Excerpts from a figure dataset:

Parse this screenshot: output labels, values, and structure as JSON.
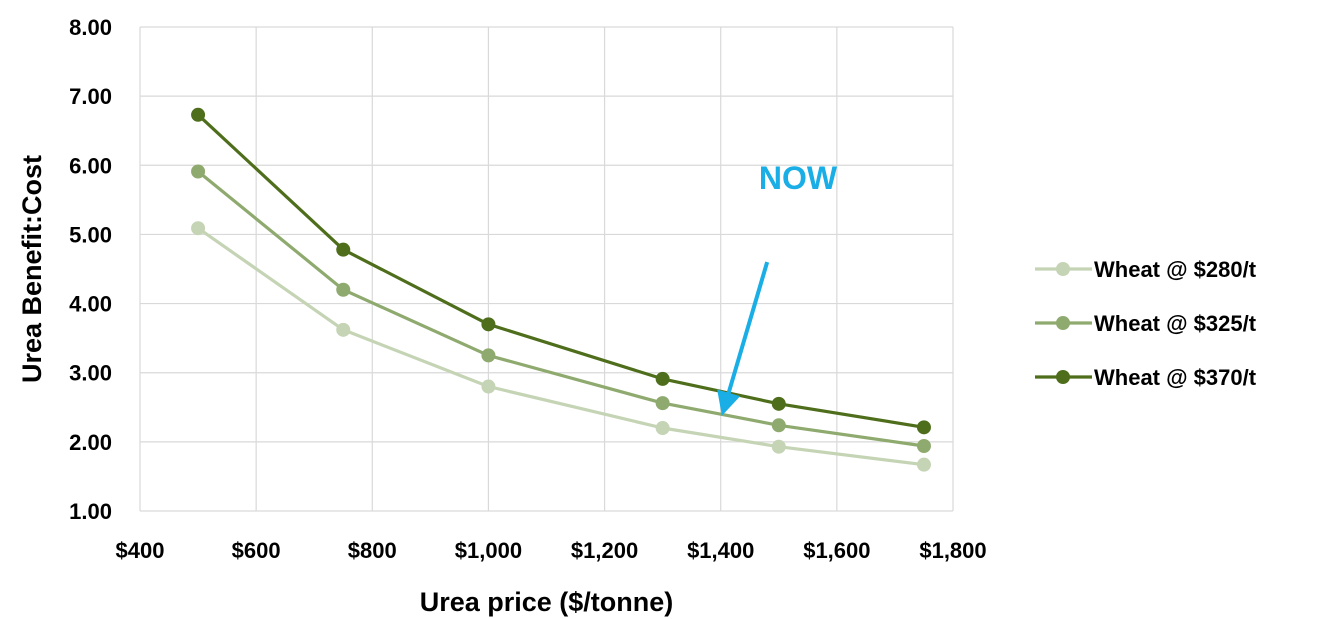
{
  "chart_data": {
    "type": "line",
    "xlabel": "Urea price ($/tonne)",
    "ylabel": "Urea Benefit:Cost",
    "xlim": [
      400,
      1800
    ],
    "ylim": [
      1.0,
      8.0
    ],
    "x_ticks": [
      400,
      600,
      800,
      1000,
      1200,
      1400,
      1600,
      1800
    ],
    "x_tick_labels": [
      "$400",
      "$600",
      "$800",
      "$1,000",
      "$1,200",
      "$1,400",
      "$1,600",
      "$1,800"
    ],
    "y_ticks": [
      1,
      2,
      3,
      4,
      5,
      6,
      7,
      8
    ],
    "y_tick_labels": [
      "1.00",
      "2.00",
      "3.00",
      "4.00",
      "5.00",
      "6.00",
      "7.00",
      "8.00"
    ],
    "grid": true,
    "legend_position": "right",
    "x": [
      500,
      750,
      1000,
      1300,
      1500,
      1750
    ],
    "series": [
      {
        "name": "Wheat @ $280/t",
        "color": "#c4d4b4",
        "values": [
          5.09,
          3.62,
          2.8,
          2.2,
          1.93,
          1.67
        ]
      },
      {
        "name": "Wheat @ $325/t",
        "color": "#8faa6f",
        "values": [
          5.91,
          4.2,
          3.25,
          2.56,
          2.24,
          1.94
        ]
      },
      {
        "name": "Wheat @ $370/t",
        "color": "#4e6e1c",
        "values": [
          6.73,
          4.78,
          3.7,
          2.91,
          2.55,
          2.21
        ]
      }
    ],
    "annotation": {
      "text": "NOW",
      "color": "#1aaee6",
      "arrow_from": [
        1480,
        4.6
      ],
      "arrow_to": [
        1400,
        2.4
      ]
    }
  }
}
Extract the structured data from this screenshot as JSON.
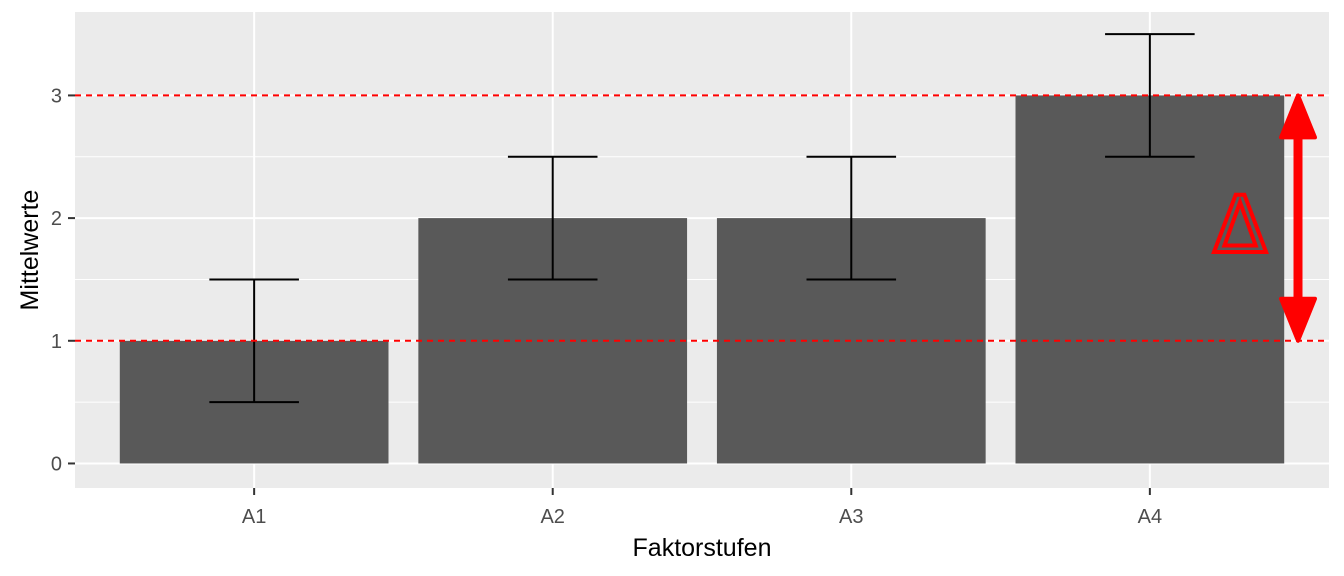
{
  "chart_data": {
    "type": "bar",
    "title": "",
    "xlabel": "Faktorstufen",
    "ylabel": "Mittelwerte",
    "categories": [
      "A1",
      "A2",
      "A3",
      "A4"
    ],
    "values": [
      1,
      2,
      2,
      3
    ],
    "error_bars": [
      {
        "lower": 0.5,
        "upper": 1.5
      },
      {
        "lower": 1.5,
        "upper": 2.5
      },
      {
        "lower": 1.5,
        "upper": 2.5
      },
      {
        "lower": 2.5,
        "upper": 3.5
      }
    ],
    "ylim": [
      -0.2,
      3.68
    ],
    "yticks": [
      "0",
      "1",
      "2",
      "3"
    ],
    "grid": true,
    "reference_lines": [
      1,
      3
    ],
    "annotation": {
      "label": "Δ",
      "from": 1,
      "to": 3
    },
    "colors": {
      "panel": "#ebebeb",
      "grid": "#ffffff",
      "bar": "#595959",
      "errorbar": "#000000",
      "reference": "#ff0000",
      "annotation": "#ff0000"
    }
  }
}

--

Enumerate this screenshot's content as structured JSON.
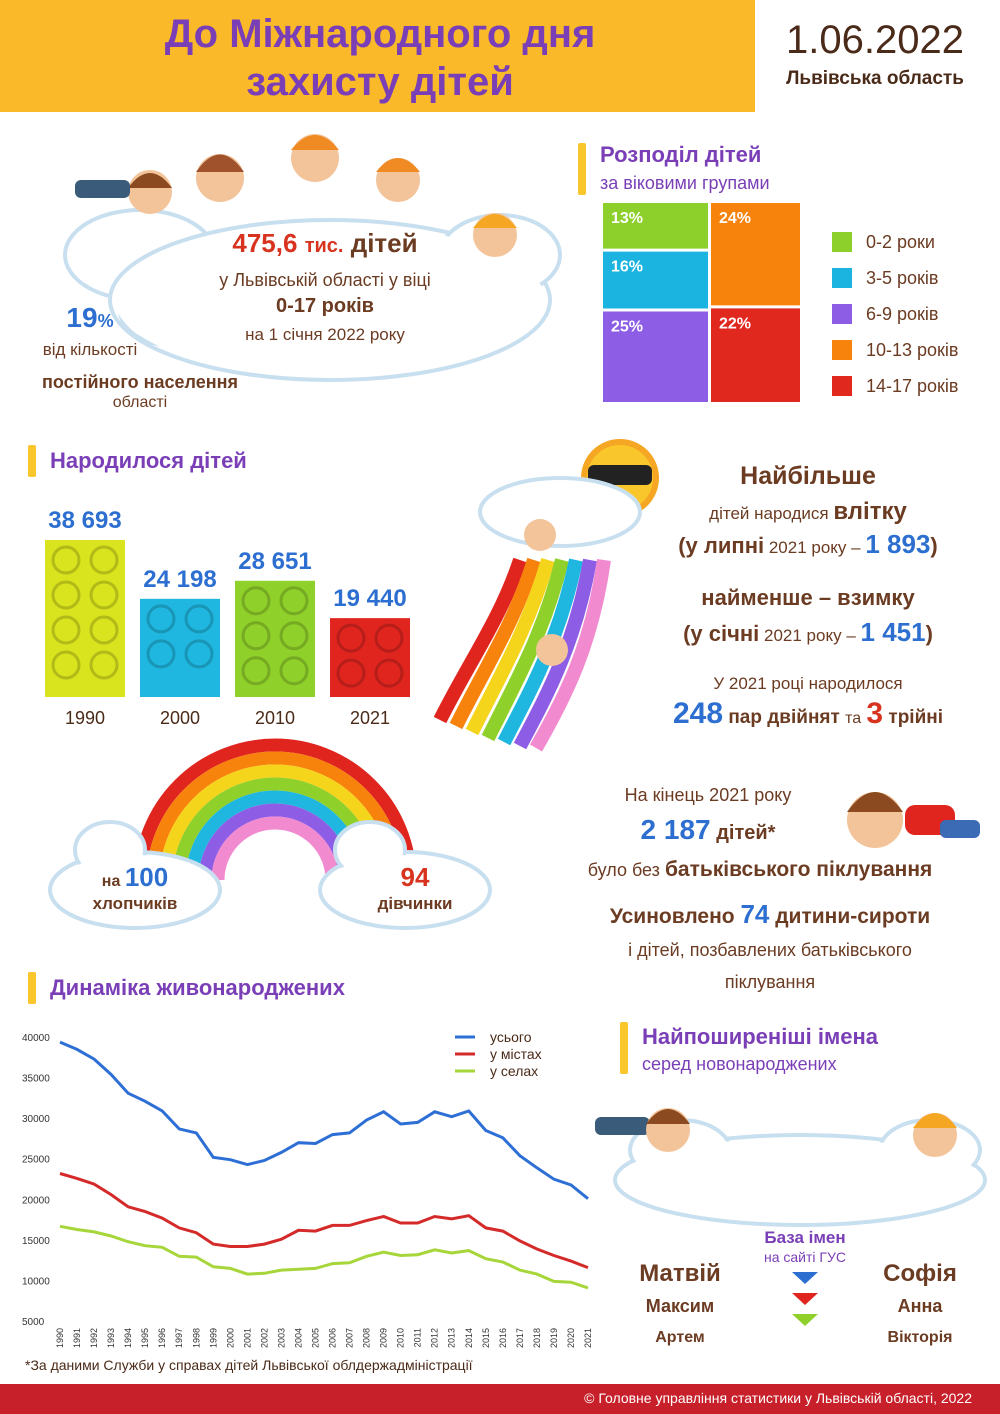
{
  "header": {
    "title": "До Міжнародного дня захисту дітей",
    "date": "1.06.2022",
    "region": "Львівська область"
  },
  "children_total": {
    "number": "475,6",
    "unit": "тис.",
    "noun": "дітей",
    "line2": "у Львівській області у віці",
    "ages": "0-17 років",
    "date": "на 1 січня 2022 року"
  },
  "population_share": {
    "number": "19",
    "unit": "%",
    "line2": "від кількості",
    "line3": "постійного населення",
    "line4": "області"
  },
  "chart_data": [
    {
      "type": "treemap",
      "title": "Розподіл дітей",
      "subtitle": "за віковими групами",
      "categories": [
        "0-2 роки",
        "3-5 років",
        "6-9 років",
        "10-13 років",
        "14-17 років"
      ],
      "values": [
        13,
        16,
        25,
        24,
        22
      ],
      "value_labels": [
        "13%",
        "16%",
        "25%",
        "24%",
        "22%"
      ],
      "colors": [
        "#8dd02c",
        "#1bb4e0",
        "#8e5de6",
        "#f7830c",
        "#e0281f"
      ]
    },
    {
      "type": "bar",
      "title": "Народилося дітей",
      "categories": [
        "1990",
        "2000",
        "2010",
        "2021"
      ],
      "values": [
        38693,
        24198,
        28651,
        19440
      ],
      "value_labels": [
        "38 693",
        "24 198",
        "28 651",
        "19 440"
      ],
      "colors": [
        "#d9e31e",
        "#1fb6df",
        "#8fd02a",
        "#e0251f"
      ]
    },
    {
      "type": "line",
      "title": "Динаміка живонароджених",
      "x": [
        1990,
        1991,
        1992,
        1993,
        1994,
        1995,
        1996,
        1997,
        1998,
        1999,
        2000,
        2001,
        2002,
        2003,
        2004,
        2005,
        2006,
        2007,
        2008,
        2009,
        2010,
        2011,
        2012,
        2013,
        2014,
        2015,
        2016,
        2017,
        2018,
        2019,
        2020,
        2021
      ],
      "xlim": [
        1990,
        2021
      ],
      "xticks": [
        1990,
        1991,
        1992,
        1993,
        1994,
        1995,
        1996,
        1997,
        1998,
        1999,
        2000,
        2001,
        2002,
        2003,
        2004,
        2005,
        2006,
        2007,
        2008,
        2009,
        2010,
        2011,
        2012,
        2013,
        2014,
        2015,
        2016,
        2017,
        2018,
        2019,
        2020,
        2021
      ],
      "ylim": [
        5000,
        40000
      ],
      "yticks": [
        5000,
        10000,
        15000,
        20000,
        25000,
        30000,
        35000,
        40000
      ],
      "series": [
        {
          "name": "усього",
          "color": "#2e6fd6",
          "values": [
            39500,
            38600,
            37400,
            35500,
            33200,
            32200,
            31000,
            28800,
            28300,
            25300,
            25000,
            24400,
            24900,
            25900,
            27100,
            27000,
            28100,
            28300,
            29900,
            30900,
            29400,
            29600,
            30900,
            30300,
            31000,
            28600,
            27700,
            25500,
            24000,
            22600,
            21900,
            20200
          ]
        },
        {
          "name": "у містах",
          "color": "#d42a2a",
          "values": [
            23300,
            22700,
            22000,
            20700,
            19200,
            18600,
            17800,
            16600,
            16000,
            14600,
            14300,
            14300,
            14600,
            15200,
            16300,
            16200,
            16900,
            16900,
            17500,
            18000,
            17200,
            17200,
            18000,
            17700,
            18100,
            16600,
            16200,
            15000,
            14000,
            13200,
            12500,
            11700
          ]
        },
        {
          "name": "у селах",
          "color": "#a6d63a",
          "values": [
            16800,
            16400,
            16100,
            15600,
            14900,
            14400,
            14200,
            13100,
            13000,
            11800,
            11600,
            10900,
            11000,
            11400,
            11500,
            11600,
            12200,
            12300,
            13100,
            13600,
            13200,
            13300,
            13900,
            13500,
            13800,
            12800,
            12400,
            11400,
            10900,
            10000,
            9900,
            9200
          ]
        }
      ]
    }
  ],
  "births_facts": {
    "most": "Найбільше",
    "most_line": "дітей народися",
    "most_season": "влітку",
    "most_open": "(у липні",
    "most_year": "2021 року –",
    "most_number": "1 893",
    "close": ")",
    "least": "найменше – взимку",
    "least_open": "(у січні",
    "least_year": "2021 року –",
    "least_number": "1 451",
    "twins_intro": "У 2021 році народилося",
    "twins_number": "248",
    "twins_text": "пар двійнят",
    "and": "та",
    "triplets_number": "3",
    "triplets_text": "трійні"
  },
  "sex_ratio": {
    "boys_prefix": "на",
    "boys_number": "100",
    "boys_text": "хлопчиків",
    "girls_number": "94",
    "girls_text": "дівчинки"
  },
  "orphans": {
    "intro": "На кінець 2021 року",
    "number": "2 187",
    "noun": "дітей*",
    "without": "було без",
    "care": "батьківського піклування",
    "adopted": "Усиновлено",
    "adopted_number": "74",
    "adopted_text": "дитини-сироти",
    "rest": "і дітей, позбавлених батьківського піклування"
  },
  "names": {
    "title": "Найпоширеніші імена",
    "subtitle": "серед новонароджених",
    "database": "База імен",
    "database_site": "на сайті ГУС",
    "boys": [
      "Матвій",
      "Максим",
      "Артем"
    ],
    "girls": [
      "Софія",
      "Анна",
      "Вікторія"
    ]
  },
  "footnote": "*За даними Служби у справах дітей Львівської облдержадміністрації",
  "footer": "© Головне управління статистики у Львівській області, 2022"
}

- Task to carry out -
Count the lines that hold the string "Urea", and reply with that number alone.

- Output below -
2